• **SELECTED PASSAGE**
Hi balena team,
I have a very urgent matter. Today a customer called us that his system became more and more unresponsive, so we SSH’d into the device. The device was showing a load of more than 4, and the last 15 minutes more than 7. So that was our first indication that the device indeed became more unresponsive.
So with the command top
, I’ve checked the processes. I’ve added a screenshot below:
It looks like the following command was the one using the CPU (Could not get the full command):
/usr/bin/balenad --delta-data-root=/mnt/sysroot/active/balena --delta-storage-driver=aufs --log-driver=journald -s aufs --data-root=/mnt/sysroot/inactive/balena -H unix:///v
Because we needed to help the customer, we had to make the system responsive again. So I killed that process and hoped for the best. This did the trick. But I don’t know what this command does or is supposed to do. So I hope I didn’t break anything.
I’ve also checked all my containers, but they didn’t seem to have a high load. So it wasn’t the software running in the containers afaik.

• **ENTRIES SUPPLIED**
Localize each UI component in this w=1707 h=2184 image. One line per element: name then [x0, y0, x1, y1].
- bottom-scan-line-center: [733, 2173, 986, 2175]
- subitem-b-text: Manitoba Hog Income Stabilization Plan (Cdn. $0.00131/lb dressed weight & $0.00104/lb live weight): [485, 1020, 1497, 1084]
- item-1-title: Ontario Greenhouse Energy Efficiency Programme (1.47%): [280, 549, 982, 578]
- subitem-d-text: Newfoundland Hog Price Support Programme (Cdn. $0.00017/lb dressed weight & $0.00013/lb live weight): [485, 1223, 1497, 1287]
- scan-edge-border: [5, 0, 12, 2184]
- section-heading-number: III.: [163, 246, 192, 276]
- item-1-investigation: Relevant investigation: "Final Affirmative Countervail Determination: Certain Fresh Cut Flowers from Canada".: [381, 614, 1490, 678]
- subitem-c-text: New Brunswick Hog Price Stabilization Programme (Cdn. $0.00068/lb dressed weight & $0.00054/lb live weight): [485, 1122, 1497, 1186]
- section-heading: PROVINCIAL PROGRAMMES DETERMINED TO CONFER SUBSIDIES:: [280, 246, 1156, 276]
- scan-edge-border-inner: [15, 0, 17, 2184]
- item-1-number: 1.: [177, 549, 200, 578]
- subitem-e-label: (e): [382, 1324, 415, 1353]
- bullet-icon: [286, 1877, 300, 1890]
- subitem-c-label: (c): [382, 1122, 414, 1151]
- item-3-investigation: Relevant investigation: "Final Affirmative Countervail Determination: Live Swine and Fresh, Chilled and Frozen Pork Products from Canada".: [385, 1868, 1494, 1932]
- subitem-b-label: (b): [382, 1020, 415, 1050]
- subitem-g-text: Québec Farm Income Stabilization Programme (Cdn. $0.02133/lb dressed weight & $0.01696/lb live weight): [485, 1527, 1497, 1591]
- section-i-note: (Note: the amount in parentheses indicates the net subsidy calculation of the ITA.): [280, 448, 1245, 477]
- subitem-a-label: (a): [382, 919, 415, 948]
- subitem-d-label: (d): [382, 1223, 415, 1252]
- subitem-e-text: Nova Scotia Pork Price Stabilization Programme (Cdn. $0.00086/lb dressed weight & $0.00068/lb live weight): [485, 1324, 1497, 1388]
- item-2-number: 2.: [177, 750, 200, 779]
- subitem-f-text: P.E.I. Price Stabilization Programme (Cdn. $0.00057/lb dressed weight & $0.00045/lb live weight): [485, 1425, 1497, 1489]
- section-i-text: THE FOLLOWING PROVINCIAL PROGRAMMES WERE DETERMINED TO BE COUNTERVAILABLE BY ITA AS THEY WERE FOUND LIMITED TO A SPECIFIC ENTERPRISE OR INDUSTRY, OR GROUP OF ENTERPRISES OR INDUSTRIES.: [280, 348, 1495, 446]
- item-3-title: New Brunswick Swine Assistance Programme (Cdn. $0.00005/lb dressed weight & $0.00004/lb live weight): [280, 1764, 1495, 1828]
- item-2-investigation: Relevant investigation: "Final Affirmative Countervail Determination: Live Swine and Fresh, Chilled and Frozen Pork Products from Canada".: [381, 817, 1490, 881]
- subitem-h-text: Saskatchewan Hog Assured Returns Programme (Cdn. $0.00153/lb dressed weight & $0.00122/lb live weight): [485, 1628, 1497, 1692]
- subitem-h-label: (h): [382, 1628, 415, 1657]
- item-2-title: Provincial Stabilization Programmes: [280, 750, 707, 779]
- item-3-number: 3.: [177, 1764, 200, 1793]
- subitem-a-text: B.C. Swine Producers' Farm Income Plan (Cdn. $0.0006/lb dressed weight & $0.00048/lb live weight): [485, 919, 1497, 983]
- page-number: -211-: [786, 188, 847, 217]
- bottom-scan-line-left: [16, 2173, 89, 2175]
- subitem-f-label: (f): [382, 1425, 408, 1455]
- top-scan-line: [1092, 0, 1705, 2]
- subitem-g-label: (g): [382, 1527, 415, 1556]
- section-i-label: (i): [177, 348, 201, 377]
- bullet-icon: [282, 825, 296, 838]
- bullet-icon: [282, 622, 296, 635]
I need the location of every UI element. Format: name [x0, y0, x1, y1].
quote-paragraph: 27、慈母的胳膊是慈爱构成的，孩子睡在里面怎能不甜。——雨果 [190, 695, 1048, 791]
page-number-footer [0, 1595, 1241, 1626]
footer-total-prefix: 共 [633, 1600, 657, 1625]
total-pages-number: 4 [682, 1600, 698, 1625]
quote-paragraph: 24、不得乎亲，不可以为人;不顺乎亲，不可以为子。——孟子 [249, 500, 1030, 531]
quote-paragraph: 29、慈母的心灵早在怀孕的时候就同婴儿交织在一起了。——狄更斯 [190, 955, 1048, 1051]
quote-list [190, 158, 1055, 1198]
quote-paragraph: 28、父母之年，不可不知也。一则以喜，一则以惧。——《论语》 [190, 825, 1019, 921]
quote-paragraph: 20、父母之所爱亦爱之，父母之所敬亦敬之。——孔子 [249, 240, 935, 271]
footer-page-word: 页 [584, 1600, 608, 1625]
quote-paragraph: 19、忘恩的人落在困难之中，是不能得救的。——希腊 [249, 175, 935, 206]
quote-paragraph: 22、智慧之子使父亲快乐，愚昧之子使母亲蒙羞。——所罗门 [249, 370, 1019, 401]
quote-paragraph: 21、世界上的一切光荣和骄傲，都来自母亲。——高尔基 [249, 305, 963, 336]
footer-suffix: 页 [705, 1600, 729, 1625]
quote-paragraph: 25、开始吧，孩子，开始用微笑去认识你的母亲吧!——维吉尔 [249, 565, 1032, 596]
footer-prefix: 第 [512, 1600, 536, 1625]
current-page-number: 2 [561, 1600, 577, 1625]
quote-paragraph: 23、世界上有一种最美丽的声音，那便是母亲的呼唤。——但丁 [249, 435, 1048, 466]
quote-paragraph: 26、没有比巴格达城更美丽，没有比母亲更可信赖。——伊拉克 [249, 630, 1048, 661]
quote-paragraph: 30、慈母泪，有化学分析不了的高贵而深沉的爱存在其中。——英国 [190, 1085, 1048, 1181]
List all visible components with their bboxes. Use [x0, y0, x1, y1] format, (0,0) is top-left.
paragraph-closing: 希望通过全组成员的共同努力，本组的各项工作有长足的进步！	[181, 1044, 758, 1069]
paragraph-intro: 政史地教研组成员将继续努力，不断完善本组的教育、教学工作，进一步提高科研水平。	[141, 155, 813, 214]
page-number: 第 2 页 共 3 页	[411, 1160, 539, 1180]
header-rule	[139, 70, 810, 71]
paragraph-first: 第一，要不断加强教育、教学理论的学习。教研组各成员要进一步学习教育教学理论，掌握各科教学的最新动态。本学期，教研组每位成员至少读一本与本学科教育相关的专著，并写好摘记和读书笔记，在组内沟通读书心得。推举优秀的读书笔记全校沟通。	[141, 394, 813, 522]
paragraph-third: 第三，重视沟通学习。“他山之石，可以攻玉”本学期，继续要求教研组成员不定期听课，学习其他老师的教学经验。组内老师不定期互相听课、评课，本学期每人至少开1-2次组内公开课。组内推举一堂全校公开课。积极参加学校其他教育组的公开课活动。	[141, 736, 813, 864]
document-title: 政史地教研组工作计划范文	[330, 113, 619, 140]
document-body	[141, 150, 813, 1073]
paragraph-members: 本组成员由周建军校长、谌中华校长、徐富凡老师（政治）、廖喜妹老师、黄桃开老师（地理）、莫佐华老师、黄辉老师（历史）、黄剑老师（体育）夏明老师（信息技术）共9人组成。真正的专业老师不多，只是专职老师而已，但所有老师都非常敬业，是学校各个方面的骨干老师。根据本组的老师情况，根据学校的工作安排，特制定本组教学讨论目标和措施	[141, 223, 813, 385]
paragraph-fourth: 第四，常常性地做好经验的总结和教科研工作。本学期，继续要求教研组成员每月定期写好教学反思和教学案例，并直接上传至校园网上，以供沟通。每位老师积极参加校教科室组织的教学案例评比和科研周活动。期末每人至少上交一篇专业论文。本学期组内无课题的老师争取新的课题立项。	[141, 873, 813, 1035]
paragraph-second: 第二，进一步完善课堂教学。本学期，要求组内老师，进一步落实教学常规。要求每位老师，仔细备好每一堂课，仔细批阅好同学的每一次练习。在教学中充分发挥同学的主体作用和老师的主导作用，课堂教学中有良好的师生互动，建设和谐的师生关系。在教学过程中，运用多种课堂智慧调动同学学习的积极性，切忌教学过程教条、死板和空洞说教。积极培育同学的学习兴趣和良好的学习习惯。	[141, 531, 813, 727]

• **OBJECTIVE**
Pick up the forum post about the unresponsive balena device and continue it from its final sentence.

• **OUTPUT FOR THIS EXERCISE**
Before I did that, I tried to gather all the logs I could think of because you’ll need them (I think). I used dmesg
, journalctl
and balena logs resin_supervisor
. I’ve uploaded them in this thread.
Some basic information:
Board UP Board (UP Squared)
HostOS balenaOS 2.29.2+rev1
Supervisor 9.0.1
I hope you guys can help me as soon as possible, because it’ll likely happen again if we don’t change anything. This is our beta customer, but we’d like this problem resolved as soon as possible.
If you have any questions, please let me know. I can grant access to the device, but because they’re working on the device, it is not possible to do any “real” work on it, like rebooting or restarting containers.
Thanks in advance and I hope to hear something soon!
dmesg.log (73.8 KB) journalctl.log (126.1 KB) resin_supervisor.log (4.3 KB)